** PROBLEM **
In the material below, the lines containing the word "into" are required; copy each of them.

*** DATA SHOWN ***

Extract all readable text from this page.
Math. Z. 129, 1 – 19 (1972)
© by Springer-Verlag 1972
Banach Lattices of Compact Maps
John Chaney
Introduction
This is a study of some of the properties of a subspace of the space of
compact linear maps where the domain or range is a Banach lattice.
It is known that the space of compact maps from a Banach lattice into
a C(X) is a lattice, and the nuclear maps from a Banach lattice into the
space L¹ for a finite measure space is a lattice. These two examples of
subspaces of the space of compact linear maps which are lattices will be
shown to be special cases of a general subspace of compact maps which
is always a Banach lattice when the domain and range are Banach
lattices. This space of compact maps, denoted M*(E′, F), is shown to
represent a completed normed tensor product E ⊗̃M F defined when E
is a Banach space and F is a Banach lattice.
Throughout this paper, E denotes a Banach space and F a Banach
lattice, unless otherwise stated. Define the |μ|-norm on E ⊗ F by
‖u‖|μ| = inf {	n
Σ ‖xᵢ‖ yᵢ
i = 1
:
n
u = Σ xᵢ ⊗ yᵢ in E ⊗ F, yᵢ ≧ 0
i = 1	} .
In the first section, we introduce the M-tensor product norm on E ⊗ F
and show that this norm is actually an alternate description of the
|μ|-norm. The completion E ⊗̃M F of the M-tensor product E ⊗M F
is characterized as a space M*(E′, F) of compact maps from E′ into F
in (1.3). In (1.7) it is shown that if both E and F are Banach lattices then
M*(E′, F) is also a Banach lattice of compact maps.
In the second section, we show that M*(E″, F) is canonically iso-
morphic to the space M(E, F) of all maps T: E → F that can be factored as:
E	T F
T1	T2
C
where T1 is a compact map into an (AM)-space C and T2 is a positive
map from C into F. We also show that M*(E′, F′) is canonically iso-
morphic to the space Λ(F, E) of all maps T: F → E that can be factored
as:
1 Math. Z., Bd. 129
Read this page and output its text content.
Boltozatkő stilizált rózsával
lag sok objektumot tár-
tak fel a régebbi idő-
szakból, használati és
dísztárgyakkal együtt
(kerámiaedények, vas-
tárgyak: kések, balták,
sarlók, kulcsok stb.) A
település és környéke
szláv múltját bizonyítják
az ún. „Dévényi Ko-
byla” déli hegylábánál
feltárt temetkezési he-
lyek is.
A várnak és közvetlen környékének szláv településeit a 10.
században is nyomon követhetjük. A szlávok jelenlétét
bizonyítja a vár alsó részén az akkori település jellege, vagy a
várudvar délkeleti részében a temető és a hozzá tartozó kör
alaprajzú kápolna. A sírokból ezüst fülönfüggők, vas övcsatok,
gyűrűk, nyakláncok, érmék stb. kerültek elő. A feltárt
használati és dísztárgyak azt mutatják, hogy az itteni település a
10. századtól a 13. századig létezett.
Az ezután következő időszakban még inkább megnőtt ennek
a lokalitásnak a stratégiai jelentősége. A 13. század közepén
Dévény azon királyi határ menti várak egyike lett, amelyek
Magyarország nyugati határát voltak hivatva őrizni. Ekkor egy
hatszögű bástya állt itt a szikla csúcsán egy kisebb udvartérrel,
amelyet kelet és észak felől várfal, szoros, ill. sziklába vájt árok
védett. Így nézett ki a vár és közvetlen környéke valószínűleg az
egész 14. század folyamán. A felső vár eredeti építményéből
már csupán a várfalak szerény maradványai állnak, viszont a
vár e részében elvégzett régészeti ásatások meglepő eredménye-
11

***

** EXPECTED ANSWER **
It is known that the space of compact maps from a Banach lattice into
a C(X) is a lattice, and the nuclear maps from a Banach lattice into the
is characterized as a space M*(E′, F) of compact maps from E′ into F
where T1 is a compact map into an (AM)-space C and T2 is a positive
map from C into F. We also show that M*(E′, F′) is canonically iso-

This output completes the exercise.